--- Stated goal ---
The data below should be restated word for word, with every picture omitted.

--- Information shown ---
━━━━
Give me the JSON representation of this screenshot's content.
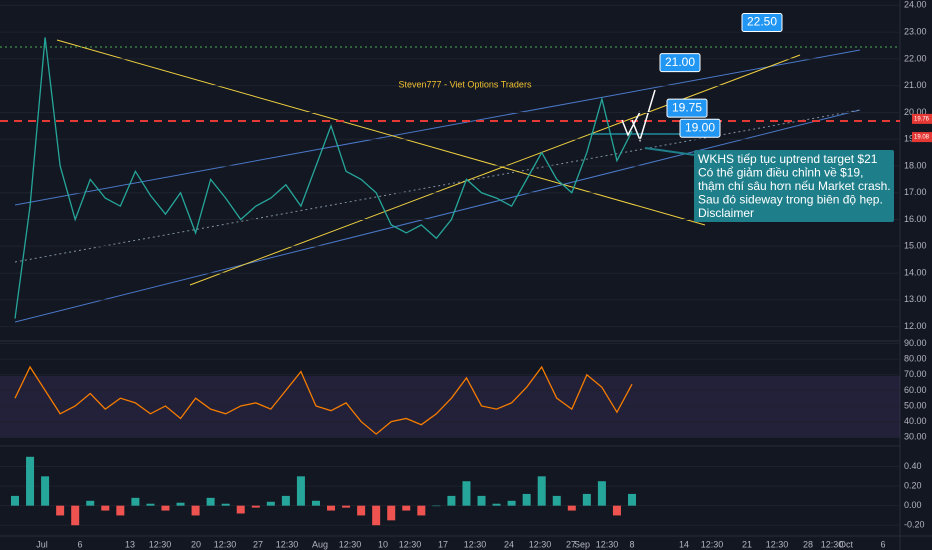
{
  "chart_data": [
    {
      "type": "line",
      "title": "Steven777 - Viet Options Traders",
      "color": "#26a69a",
      "values": [
        12.3,
        16.5,
        22.8,
        18,
        16,
        17.5,
        16.8,
        16.5,
        17.8,
        16.9,
        16.2,
        17,
        15.5,
        17.5,
        16.8,
        16,
        16.5,
        16.8,
        17.3,
        16.5,
        18,
        19.5,
        17.8,
        17.5,
        17,
        15.8,
        15.5,
        15.8,
        15.3,
        16,
        17.5,
        17,
        16.8,
        16.5,
        17.5,
        18.5,
        17.5,
        17,
        18.5,
        20.5,
        18.2,
        19.3
      ],
      "ylim": [
        11.5,
        24.2
      ],
      "yticks": [
        {
          "value": 24,
          "label": "24.00"
        },
        {
          "value": 23,
          "label": "23.00"
        },
        {
          "value": 22,
          "label": "22.00"
        },
        {
          "value": 21,
          "label": "21.00"
        },
        {
          "value": 20,
          "label": "20.00"
        },
        {
          "value": 19,
          "label": "19.00"
        },
        {
          "value": 18,
          "label": "18.00"
        },
        {
          "value": 17,
          "label": "17.00"
        },
        {
          "value": 16,
          "label": "16.00"
        },
        {
          "value": 15,
          "label": "15.00"
        },
        {
          "value": 14,
          "label": "14.00"
        },
        {
          "value": 13,
          "label": "13.00"
        },
        {
          "value": 12,
          "label": "12.00"
        }
      ],
      "price_targets": [
        {
          "value": 22.5,
          "label": "22.50"
        },
        {
          "value": 21,
          "label": "21.00"
        },
        {
          "value": 19.75,
          "label": "19.75"
        },
        {
          "value": 19,
          "label": "19.00"
        }
      ],
      "last_prices": [
        {
          "value": 19.76,
          "label": "19.76"
        },
        {
          "value": 19.08,
          "label": "19.08"
        }
      ],
      "callout": [
        "WKHS tiếp tục uptrend target $21",
        "Có thể giảm điều chỉnh về $19,",
        "thậm chí sâu hơn nếu Market crash.",
        "Sau đó sideway trong biên độ hẹp.",
        "Disclaimer"
      ]
    },
    {
      "type": "line",
      "color": "#f57c00",
      "values": [
        55,
        75,
        60,
        45,
        50,
        58,
        48,
        55,
        52,
        45,
        50,
        42,
        55,
        48,
        45,
        50,
        52,
        48,
        60,
        72,
        50,
        47,
        52,
        40,
        32,
        40,
        42,
        38,
        45,
        55,
        68,
        50,
        48,
        52,
        62,
        75,
        55,
        48,
        70,
        62,
        46,
        64
      ],
      "ylim": [
        25,
        91
      ],
      "yticks": [
        {
          "value": 90,
          "label": "90.00"
        },
        {
          "value": 80,
          "label": "80.00"
        },
        {
          "value": 70,
          "label": "70.00"
        },
        {
          "value": 60,
          "label": "60.00"
        },
        {
          "value": 50,
          "label": "50.00"
        },
        {
          "value": 40,
          "label": "40.00"
        },
        {
          "value": 30,
          "label": "30.00"
        }
      ]
    },
    {
      "type": "bar",
      "color": "#26a69a",
      "values": [
        0.1,
        0.5,
        0.3,
        -0.1,
        -0.2,
        0.05,
        -0.05,
        -0.1,
        0.08,
        0.02,
        -0.05,
        0.03,
        -0.1,
        0.08,
        0.02,
        -0.08,
        -0.02,
        0.04,
        0.1,
        0.3,
        0.05,
        -0.05,
        -0.02,
        -0.1,
        -0.2,
        -0.15,
        -0.05,
        -0.1,
        0.0,
        0.1,
        0.25,
        0.1,
        0.02,
        0.05,
        0.12,
        0.3,
        0.1,
        -0.05,
        0.12,
        0.25,
        -0.1,
        0.12
      ],
      "ylim": [
        -0.3,
        0.6
      ],
      "yticks": [
        {
          "value": 0.4,
          "label": "0.40"
        },
        {
          "value": 0.2,
          "label": "0.20"
        },
        {
          "value": 0,
          "label": "0.00"
        },
        {
          "value": -0.2,
          "label": "-0.20"
        }
      ],
      "xtick_labels": [
        "Jul",
        "6",
        "13",
        "12:30",
        "20",
        "12:30",
        "27",
        "12:30",
        "Aug",
        "12:30",
        "10",
        "12:30",
        "17",
        "12:30",
        "24",
        "12:30",
        "27",
        "Sep",
        "12:30",
        "8",
        "14",
        "12:30",
        "21",
        "12:30",
        "28",
        "12:30",
        "Oct",
        "6"
      ]
    }
  ]
}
━━━━
--- Worked solution ---
Give me the JSON representation of this screenshot's content.
{
  "chart_data": [
    {
      "type": "line",
      "title": "Steven777 - Viet Options Traders",
      "color": "#26a69a",
      "values": [
        12.3,
        16.5,
        22.8,
        18,
        16,
        17.5,
        16.8,
        16.5,
        17.8,
        16.9,
        16.2,
        17,
        15.5,
        17.5,
        16.8,
        16,
        16.5,
        16.8,
        17.3,
        16.5,
        18,
        19.5,
        17.8,
        17.5,
        17,
        15.8,
        15.5,
        15.8,
        15.3,
        16,
        17.5,
        17,
        16.8,
        16.5,
        17.5,
        18.5,
        17.5,
        17,
        18.5,
        20.5,
        18.2,
        19.3
      ],
      "ylim": [
        11.5,
        24.2
      ],
      "yticks": [
        {
          "value": 24,
          "label": "24.00"
        },
        {
          "value": 23,
          "label": "23.00"
        },
        {
          "value": 22,
          "label": "22.00"
        },
        {
          "value": 21,
          "label": "21.00"
        },
        {
          "value": 20,
          "label": "20.00"
        },
        {
          "value": 19,
          "label": "19.00"
        },
        {
          "value": 18,
          "label": "18.00"
        },
        {
          "value": 17,
          "label": "17.00"
        },
        {
          "value": 16,
          "label": "16.00"
        },
        {
          "value": 15,
          "label": "15.00"
        },
        {
          "value": 14,
          "label": "14.00"
        },
        {
          "value": 13,
          "label": "13.00"
        },
        {
          "value": 12,
          "label": "12.00"
        }
      ],
      "price_targets": [
        {
          "value": 22.5,
          "label": "22.50"
        },
        {
          "value": 21,
          "label": "21.00"
        },
        {
          "value": 19.75,
          "label": "19.75"
        },
        {
          "value": 19,
          "label": "19.00"
        }
      ],
      "last_prices": [
        {
          "value": 19.76,
          "label": "19.76"
        },
        {
          "value": 19.08,
          "label": "19.08"
        }
      ],
      "callout": [
        "WKHS tiếp tục uptrend target $21",
        "Có thể giảm điều chỉnh về $19,",
        "thậm chí sâu hơn nếu Market crash.",
        "Sau đó sideway trong biên độ hẹp.",
        "Disclaimer"
      ]
    },
    {
      "type": "line",
      "color": "#f57c00",
      "values": [
        55,
        75,
        60,
        45,
        50,
        58,
        48,
        55,
        52,
        45,
        50,
        42,
        55,
        48,
        45,
        50,
        52,
        48,
        60,
        72,
        50,
        47,
        52,
        40,
        32,
        40,
        42,
        38,
        45,
        55,
        68,
        50,
        48,
        52,
        62,
        75,
        55,
        48,
        70,
        62,
        46,
        64
      ],
      "ylim": [
        25,
        91
      ],
      "yticks": [
        {
          "value": 90,
          "label": "90.00"
        },
        {
          "value": 80,
          "label": "80.00"
        },
        {
          "value": 70,
          "label": "70.00"
        },
        {
          "value": 60,
          "label": "60.00"
        },
        {
          "value": 50,
          "label": "50.00"
        },
        {
          "value": 40,
          "label": "40.00"
        },
        {
          "value": 30,
          "label": "30.00"
        }
      ]
    },
    {
      "type": "bar",
      "color": "#26a69a",
      "values": [
        0.1,
        0.5,
        0.3,
        -0.1,
        -0.2,
        0.05,
        -0.05,
        -0.1,
        0.08,
        0.02,
        -0.05,
        0.03,
        -0.1,
        0.08,
        0.02,
        -0.08,
        -0.02,
        0.04,
        0.1,
        0.3,
        0.05,
        -0.05,
        -0.02,
        -0.1,
        -0.2,
        -0.15,
        -0.05,
        -0.1,
        0.0,
        0.1,
        0.25,
        0.1,
        0.02,
        0.05,
        0.12,
        0.3,
        0.1,
        -0.05,
        0.12,
        0.25,
        -0.1,
        0.12
      ],
      "ylim": [
        -0.3,
        0.6
      ],
      "yticks": [
        {
          "value": 0.4,
          "label": "0.40"
        },
        {
          "value": 0.2,
          "label": "0.20"
        },
        {
          "value": 0,
          "label": "0.00"
        },
        {
          "value": -0.2,
          "label": "-0.20"
        }
      ],
      "xtick_labels": [
        "Jul",
        "6",
        "13",
        "12:30",
        "20",
        "12:30",
        "27",
        "12:30",
        "Aug",
        "12:30",
        "10",
        "12:30",
        "17",
        "12:30",
        "24",
        "12:30",
        "27",
        "Sep",
        "12:30",
        "8",
        "14",
        "12:30",
        "21",
        "12:30",
        "28",
        "12:30",
        "Oct",
        "6"
      ]
    }
  ]
}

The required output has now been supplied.